• Stored dataset entries:
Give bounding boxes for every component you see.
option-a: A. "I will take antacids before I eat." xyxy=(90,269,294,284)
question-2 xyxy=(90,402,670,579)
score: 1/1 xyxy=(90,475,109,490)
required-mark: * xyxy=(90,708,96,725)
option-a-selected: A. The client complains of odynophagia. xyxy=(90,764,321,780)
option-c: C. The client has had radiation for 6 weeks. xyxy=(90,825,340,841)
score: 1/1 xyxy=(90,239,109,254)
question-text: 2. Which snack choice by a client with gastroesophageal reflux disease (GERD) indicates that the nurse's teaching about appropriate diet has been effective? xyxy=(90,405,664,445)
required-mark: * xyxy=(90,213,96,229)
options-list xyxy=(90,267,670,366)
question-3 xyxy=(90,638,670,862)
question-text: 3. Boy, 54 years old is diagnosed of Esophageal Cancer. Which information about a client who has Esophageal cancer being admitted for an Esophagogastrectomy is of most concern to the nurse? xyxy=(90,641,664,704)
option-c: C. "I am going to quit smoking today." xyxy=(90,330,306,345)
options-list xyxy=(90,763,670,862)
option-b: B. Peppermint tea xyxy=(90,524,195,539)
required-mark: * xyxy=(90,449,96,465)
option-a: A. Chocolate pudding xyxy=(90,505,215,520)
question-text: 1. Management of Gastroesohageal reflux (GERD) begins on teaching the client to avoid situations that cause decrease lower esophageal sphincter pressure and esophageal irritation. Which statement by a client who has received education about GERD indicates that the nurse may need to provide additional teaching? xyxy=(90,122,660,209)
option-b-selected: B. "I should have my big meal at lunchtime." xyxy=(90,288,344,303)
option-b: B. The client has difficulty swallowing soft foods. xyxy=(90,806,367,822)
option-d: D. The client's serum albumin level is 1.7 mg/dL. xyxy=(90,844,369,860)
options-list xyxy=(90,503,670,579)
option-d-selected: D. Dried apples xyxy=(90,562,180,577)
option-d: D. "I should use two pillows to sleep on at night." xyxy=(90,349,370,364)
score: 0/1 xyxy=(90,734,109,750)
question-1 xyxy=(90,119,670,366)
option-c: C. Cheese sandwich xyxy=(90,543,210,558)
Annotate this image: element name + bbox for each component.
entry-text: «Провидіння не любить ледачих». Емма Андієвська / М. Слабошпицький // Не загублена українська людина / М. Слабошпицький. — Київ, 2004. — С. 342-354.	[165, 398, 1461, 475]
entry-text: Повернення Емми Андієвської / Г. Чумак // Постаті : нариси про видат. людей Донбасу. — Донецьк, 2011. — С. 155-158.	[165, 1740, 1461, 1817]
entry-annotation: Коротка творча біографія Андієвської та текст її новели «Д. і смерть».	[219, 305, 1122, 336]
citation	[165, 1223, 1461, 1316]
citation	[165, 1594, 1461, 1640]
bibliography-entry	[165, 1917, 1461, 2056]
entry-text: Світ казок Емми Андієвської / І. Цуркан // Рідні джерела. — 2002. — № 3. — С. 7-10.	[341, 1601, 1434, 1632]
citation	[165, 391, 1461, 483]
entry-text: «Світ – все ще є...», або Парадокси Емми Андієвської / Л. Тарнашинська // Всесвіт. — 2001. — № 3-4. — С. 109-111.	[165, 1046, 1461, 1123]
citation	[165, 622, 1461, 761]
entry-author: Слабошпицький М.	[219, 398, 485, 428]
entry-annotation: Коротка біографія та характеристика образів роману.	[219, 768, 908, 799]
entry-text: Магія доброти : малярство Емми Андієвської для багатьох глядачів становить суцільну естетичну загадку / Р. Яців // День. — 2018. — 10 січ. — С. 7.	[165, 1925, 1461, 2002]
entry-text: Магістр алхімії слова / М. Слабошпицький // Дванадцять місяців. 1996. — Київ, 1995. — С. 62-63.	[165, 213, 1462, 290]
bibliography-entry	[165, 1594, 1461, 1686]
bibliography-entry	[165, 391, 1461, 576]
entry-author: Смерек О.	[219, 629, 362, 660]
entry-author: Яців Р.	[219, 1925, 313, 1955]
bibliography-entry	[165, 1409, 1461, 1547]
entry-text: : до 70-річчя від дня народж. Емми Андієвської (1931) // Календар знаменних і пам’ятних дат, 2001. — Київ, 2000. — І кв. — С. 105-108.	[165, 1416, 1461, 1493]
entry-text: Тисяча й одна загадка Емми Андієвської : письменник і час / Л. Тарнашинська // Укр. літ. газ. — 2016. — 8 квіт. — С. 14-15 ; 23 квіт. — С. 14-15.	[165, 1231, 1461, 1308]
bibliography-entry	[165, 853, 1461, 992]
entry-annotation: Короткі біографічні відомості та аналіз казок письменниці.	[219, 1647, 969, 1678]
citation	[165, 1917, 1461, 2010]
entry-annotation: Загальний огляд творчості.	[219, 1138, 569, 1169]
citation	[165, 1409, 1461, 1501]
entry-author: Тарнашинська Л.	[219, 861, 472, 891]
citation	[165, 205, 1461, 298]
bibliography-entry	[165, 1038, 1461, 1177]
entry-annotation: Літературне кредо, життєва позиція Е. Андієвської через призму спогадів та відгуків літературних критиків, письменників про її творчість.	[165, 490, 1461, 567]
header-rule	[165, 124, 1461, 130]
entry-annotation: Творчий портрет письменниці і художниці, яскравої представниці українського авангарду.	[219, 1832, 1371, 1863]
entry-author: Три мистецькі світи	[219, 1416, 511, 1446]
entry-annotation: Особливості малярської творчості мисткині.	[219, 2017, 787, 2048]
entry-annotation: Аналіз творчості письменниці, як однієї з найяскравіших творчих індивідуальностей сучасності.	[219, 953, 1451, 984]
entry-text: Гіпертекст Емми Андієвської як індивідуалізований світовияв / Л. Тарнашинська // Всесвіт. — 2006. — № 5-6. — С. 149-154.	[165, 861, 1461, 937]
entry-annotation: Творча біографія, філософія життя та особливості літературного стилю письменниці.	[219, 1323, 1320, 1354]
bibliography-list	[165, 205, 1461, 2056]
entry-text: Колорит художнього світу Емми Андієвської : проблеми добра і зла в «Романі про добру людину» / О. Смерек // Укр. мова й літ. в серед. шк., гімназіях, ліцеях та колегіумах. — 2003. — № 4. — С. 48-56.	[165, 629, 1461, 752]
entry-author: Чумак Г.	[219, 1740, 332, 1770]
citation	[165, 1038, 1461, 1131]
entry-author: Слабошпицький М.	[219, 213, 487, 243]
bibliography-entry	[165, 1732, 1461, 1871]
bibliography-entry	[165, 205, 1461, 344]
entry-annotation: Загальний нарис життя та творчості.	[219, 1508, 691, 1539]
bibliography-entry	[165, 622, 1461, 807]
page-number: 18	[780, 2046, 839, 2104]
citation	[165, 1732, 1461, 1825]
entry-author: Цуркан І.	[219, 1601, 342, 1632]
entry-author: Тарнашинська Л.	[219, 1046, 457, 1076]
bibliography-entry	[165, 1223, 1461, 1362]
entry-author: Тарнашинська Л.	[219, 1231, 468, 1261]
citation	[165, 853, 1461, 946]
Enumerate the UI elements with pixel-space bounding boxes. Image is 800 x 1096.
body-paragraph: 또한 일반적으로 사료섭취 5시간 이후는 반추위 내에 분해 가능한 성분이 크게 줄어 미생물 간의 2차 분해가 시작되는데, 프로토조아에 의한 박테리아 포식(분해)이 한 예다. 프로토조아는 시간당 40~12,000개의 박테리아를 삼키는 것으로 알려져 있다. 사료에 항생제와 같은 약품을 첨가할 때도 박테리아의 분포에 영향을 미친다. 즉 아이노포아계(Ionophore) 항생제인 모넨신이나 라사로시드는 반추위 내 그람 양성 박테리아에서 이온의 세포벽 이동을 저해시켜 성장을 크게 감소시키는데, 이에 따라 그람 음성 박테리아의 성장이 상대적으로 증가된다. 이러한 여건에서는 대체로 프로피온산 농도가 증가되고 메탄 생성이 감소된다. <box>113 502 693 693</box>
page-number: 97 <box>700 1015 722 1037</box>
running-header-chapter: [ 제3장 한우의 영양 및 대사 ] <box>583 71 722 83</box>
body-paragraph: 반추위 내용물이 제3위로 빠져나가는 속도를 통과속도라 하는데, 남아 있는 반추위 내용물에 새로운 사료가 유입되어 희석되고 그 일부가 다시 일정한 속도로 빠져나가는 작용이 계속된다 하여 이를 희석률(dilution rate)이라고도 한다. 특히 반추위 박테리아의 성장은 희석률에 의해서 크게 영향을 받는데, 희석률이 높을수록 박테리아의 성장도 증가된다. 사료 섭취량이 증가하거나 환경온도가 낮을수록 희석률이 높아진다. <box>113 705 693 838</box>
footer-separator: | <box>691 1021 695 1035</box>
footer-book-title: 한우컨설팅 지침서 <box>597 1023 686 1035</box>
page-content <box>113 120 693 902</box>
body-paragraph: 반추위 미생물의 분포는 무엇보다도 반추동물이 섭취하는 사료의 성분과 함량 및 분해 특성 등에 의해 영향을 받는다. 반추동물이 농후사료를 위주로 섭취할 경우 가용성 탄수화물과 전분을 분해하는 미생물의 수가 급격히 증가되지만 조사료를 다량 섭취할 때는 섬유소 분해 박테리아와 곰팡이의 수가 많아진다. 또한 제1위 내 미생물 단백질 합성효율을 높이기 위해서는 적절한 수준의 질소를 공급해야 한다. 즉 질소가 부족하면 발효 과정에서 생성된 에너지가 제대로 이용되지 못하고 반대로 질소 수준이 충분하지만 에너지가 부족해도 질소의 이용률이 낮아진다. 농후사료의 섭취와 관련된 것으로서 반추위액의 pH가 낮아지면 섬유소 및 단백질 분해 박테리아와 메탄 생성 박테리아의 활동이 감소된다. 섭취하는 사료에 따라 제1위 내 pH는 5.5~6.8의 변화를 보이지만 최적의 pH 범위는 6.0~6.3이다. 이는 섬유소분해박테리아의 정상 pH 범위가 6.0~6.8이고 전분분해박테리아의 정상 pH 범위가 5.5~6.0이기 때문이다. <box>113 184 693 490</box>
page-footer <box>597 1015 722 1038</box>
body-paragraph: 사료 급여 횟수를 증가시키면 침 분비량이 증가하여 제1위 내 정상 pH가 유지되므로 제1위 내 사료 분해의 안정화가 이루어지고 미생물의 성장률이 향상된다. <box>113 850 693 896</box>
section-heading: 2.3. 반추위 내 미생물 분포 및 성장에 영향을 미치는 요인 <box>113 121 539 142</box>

• Exercise details:
Duplicate the data line for line, starting at its first line and ending at the line that contains "question-text: 1. Management", with both of those lines included.

• Exercise output:
Give bounding boxes for every component you see.
option-a: A. "I will take antacids before I eat." xyxy=(90,269,294,284)
question-2 xyxy=(90,402,670,579)
score: 1/1 xyxy=(90,475,109,490)
required-mark: * xyxy=(90,708,96,725)
option-a-selected: A. The client complains of odynophagia. xyxy=(90,764,321,780)
option-c: C. The client has had radiation for 6 weeks. xyxy=(90,825,340,841)
score: 1/1 xyxy=(90,239,109,254)
question-text: 2. Which snack choice by a client with gastroesophageal reflux disease (GERD) indicates that the nurse's teaching about appropriate diet has been effective? xyxy=(90,405,664,445)
required-mark: * xyxy=(90,213,96,229)
options-list xyxy=(90,267,670,366)
question-3 xyxy=(90,638,670,862)
question-text: 3. Boy, 54 years old is diagnosed of Esophageal Cancer. Which information about a client who has Esophageal cancer being admitted for an Esophagogastrectomy is of most concern to the nurse? xyxy=(90,641,664,704)
option-c: C. "I am going to quit smoking today." xyxy=(90,330,306,345)
options-list xyxy=(90,763,670,862)
option-b: B. Peppermint tea xyxy=(90,524,195,539)
required-mark: * xyxy=(90,449,96,465)
option-a: A. Chocolate pudding xyxy=(90,505,215,520)
question-text: 1. Management of Gastroesohageal reflux (GERD) begins on teaching the client to avoid situations that cause decrease lower esophageal sphincter pressure and esophageal irritation. Which statement by a client who has received education about GERD indicates that the nurse may need to provide additional teaching? xyxy=(90,122,660,209)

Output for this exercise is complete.